*Supplied data*.
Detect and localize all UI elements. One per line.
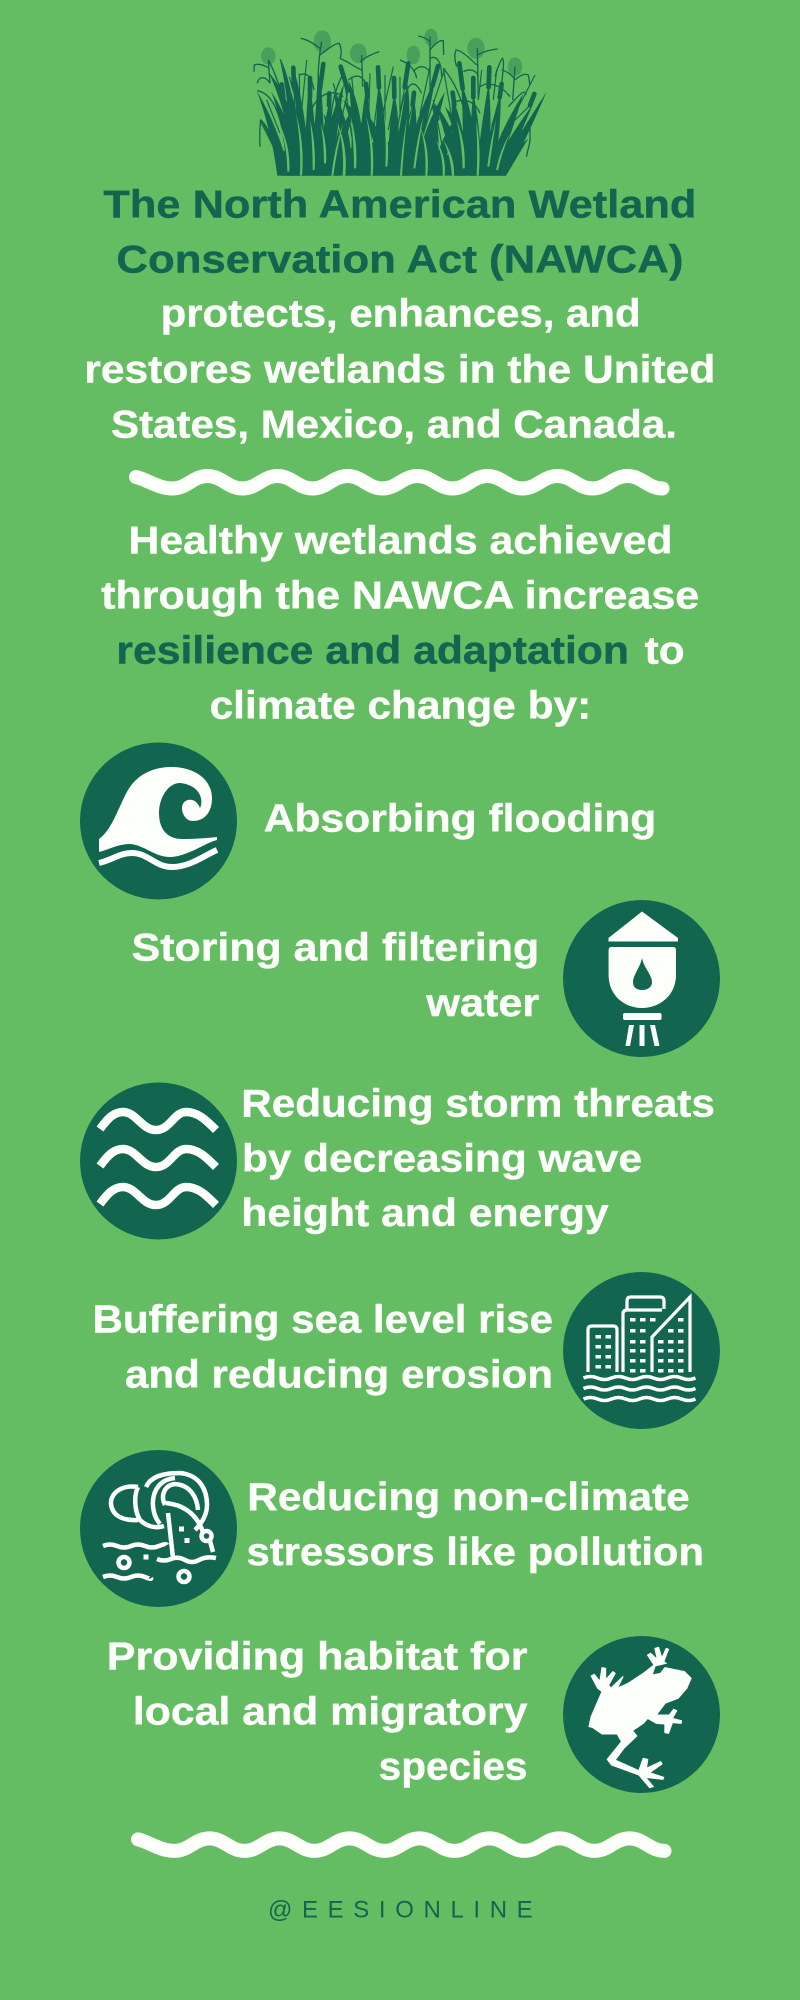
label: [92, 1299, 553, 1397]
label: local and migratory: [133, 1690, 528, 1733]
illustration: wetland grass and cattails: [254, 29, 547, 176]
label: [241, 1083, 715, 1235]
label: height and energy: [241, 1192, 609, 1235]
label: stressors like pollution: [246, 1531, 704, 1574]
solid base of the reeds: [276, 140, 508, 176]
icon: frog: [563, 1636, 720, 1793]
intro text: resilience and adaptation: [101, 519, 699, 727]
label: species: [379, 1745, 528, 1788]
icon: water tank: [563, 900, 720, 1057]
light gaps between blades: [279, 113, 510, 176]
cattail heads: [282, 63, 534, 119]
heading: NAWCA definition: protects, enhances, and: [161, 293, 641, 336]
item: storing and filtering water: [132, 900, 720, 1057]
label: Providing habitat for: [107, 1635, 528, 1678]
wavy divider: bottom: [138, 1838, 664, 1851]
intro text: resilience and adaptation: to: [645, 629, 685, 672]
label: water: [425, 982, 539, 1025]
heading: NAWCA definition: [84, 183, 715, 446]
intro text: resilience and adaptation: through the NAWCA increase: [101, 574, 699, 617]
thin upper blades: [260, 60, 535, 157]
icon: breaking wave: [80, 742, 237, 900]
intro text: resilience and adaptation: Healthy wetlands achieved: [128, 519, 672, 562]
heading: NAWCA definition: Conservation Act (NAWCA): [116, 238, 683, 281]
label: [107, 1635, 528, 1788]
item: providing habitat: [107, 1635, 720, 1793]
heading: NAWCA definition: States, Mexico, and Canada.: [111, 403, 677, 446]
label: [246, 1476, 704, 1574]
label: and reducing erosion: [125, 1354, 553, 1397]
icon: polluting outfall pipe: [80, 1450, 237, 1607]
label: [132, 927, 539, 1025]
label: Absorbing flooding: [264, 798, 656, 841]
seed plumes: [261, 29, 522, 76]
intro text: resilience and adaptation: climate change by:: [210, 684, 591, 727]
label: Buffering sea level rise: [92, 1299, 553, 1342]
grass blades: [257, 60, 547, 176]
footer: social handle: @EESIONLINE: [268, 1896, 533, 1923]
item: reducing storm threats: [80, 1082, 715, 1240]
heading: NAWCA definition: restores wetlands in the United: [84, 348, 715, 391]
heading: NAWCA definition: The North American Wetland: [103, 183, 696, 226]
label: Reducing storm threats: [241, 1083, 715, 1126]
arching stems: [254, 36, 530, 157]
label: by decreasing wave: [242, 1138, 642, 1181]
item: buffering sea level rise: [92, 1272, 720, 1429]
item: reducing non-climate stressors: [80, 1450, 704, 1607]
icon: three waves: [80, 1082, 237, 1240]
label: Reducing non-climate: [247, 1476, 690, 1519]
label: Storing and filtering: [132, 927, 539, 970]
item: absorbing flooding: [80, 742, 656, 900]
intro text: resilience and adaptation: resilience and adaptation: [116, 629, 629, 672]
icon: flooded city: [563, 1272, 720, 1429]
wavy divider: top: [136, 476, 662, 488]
...
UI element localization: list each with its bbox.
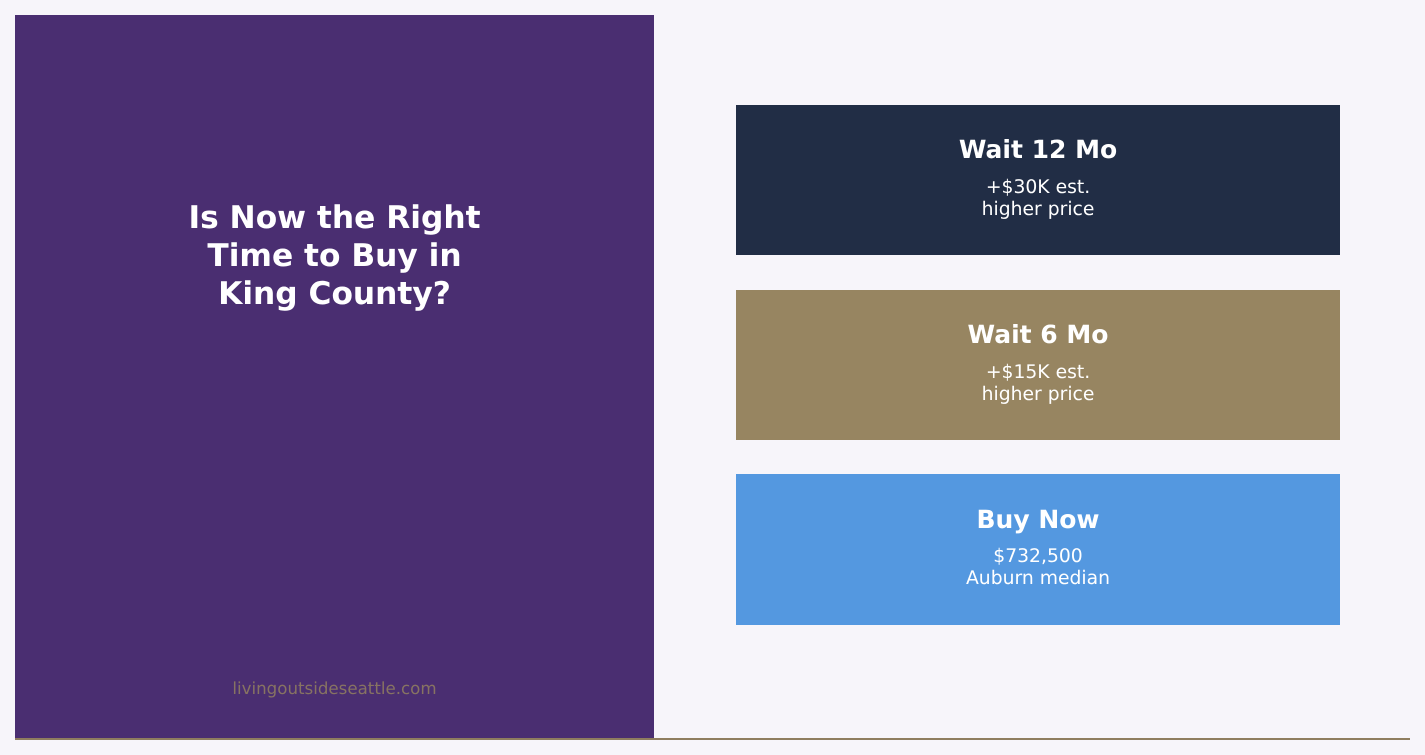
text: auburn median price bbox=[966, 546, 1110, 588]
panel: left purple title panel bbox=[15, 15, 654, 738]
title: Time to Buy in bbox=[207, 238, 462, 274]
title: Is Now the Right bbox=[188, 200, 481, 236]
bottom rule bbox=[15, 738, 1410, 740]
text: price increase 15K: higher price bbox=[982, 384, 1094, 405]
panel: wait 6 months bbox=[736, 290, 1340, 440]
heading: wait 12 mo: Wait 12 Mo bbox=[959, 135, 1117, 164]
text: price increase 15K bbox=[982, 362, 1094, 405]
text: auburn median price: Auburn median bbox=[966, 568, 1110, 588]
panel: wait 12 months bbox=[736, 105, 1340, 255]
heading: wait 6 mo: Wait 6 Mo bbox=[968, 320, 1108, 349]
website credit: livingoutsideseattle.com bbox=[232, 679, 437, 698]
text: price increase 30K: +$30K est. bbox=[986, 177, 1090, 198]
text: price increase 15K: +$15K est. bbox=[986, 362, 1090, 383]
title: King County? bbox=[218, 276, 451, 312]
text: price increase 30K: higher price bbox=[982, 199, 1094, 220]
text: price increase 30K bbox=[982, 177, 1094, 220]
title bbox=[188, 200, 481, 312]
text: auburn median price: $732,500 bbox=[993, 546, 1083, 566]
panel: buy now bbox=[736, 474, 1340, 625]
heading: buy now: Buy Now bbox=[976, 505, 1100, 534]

*Task goal*. Rewrite the data from the line with "UI element localization: list" up to and including the line with "heading: buy now: Buy", replacing "price increase" with "price rise" and changing nothing else. Give only those lines, without the picture.

*Answer*.
UI element localization: list each with its bbox.
text: auburn median price bbox=[966, 546, 1110, 588]
panel: left purple title panel bbox=[15, 15, 654, 738]
title: Time to Buy in bbox=[207, 238, 462, 274]
title: Is Now the Right bbox=[188, 200, 481, 236]
bottom rule bbox=[15, 738, 1410, 740]
text: price rise 15K: higher price bbox=[982, 384, 1094, 405]
panel: wait 6 months bbox=[736, 290, 1340, 440]
heading: wait 12 mo: Wait 12 Mo bbox=[959, 135, 1117, 164]
text: price rise 15K bbox=[982, 362, 1094, 405]
text: auburn median price: Auburn median bbox=[966, 568, 1110, 588]
panel: wait 12 months bbox=[736, 105, 1340, 255]
heading: wait 6 mo: Wait 6 Mo bbox=[968, 320, 1108, 349]
website credit: livingoutsideseattle.com bbox=[232, 679, 437, 698]
text: price rise 30K: +$30K est. bbox=[986, 177, 1090, 198]
text: price rise 15K: +$15K est. bbox=[986, 362, 1090, 383]
title: King County? bbox=[218, 276, 451, 312]
text: price rise 30K: higher price bbox=[982, 199, 1094, 220]
text: price rise 30K bbox=[982, 177, 1094, 220]
title bbox=[188, 200, 481, 312]
text: auburn median price: $732,500 bbox=[993, 546, 1083, 566]
panel: buy now bbox=[736, 474, 1340, 625]
heading: buy now: Buy Now bbox=[976, 505, 1100, 534]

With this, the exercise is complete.